(Records)
————
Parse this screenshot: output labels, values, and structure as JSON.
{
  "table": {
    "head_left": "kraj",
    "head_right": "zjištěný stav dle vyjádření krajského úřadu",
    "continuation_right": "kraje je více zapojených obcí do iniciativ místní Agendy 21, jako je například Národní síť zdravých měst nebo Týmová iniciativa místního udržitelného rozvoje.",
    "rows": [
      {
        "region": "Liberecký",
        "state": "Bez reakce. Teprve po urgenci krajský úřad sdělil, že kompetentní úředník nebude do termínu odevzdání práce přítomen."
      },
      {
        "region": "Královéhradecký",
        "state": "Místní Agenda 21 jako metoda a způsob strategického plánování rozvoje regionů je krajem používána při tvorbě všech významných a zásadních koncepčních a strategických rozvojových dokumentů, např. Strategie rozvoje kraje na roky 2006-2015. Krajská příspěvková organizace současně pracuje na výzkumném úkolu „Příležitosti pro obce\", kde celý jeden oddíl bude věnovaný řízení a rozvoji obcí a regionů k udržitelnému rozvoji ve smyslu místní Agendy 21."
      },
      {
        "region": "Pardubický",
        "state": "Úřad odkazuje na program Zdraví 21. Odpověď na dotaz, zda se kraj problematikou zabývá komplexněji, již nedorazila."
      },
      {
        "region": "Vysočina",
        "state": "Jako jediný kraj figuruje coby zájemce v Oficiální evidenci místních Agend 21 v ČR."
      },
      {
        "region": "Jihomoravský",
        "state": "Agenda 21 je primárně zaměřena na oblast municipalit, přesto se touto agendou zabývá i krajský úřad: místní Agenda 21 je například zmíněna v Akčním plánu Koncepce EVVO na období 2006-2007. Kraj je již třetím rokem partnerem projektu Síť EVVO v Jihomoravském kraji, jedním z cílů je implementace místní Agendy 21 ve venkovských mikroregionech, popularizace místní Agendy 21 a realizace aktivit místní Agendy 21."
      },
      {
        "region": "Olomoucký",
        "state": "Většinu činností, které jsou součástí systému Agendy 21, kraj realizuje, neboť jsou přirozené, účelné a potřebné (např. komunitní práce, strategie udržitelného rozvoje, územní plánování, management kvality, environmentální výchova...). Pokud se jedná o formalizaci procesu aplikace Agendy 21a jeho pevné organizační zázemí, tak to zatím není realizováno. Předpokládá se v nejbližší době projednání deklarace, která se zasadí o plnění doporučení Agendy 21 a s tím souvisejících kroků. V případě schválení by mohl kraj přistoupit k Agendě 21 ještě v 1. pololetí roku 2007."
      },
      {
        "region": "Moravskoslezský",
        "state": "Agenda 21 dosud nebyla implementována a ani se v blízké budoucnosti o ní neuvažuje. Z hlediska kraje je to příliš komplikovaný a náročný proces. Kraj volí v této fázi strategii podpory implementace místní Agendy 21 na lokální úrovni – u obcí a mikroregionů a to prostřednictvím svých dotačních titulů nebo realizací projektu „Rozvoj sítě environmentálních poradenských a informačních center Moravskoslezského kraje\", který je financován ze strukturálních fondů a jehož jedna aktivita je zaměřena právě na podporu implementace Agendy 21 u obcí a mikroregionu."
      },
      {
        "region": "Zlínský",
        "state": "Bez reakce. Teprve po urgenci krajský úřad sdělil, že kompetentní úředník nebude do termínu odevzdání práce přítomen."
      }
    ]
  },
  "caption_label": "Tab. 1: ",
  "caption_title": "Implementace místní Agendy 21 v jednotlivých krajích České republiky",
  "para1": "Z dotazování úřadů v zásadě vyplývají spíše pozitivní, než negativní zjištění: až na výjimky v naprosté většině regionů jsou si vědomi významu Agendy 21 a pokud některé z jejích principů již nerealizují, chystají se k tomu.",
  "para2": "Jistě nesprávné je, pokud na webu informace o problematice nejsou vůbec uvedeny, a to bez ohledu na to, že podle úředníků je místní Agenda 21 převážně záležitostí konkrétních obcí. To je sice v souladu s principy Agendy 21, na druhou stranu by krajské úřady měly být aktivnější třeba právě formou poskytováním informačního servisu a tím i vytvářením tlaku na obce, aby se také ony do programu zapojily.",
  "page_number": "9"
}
————
▶ **What to produce**
Repeat the material word for word, in full.

▶ **Response below**
Parse this screenshot: output labels, values, and structure as JSON.
{
  "table": {
    "head_left": "kraj",
    "head_right": "zjištěný stav dle vyjádření krajského úřadu",
    "continuation_right": "kraje je více zapojených obcí do iniciativ místní Agendy 21, jako je například Národní síť zdravých měst nebo Týmová iniciativa místního udržitelného rozvoje.",
    "rows": [
      {
        "region": "Liberecký",
        "state": "Bez reakce. Teprve po urgenci krajský úřad sdělil, že kompetentní úředník nebude do termínu odevzdání práce přítomen."
      },
      {
        "region": "Královéhradecký",
        "state": "Místní Agenda 21 jako metoda a způsob strategického plánování rozvoje regionů je krajem používána při tvorbě všech významných a zásadních koncepčních a strategických rozvojových dokumentů, např. Strategie rozvoje kraje na roky 2006-2015. Krajská příspěvková organizace současně pracuje na výzkumném úkolu „Příležitosti pro obce\", kde celý jeden oddíl bude věnovaný řízení a rozvoji obcí a regionů k udržitelnému rozvoji ve smyslu místní Agendy 21."
      },
      {
        "region": "Pardubický",
        "state": "Úřad odkazuje na program Zdraví 21. Odpověď na dotaz, zda se kraj problematikou zabývá komplexněji, již nedorazila."
      },
      {
        "region": "Vysočina",
        "state": "Jako jediný kraj figuruje coby zájemce v Oficiální evidenci místních Agend 21 v ČR."
      },
      {
        "region": "Jihomoravský",
        "state": "Agenda 21 je primárně zaměřena na oblast municipalit, přesto se touto agendou zabývá i krajský úřad: místní Agenda 21 je například zmíněna v Akčním plánu Koncepce EVVO na období 2006-2007. Kraj je již třetím rokem partnerem projektu Síť EVVO v Jihomoravském kraji, jedním z cílů je implementace místní Agendy 21 ve venkovských mikroregionech, popularizace místní Agendy 21 a realizace aktivit místní Agendy 21."
      },
      {
        "region": "Olomoucký",
        "state": "Většinu činností, které jsou součástí systému Agendy 21, kraj realizuje, neboť jsou přirozené, účelné a potřebné (např. komunitní práce, strategie udržitelného rozvoje, územní plánování, management kvality, environmentální výchova...). Pokud se jedná o formalizaci procesu aplikace Agendy 21a jeho pevné organizační zázemí, tak to zatím není realizováno. Předpokládá se v nejbližší době projednání deklarace, která se zasadí o plnění doporučení Agendy 21 a s tím souvisejících kroků. V případě schválení by mohl kraj přistoupit k Agendě 21 ještě v 1. pololetí roku 2007."
      },
      {
        "region": "Moravskoslezský",
        "state": "Agenda 21 dosud nebyla implementována a ani se v blízké budoucnosti o ní neuvažuje. Z hlediska kraje je to příliš komplikovaný a náročný proces. Kraj volí v této fázi strategii podpory implementace místní Agendy 21 na lokální úrovni – u obcí a mikroregionů a to prostřednictvím svých dotačních titulů nebo realizací projektu „Rozvoj sítě environmentálních poradenských a informačních center Moravskoslezského kraje\", který je financován ze strukturálních fondů a jehož jedna aktivita je zaměřena právě na podporu implementace Agendy 21 u obcí a mikroregionu."
      },
      {
        "region": "Zlínský",
        "state": "Bez reakce. Teprve po urgenci krajský úřad sdělil, že kompetentní úředník nebude do termínu odevzdání práce přítomen."
      }
    ]
  },
  "caption_label": "Tab. 1: ",
  "caption_title": "Implementace místní Agendy 21 v jednotlivých krajích České republiky",
  "para1": "Z dotazování úřadů v zásadě vyplývají spíše pozitivní, než negativní zjištění: až na výjimky v naprosté většině regionů jsou si vědomi významu Agendy 21 a pokud některé z jejích principů již nerealizují, chystají se k tomu.",
  "para2": "Jistě nesprávné je, pokud na webu informace o problematice nejsou vůbec uvedeny, a to bez ohledu na to, že podle úředníků je místní Agenda 21 převážně záležitostí konkrétních obcí. To je sice v souladu s principy Agendy 21, na druhou stranu by krajské úřady měly být aktivnější třeba právě formou poskytováním informačního servisu a tím i vytvářením tlaku na obce, aby se také ony do programu zapojily.",
  "page_number": "9"
}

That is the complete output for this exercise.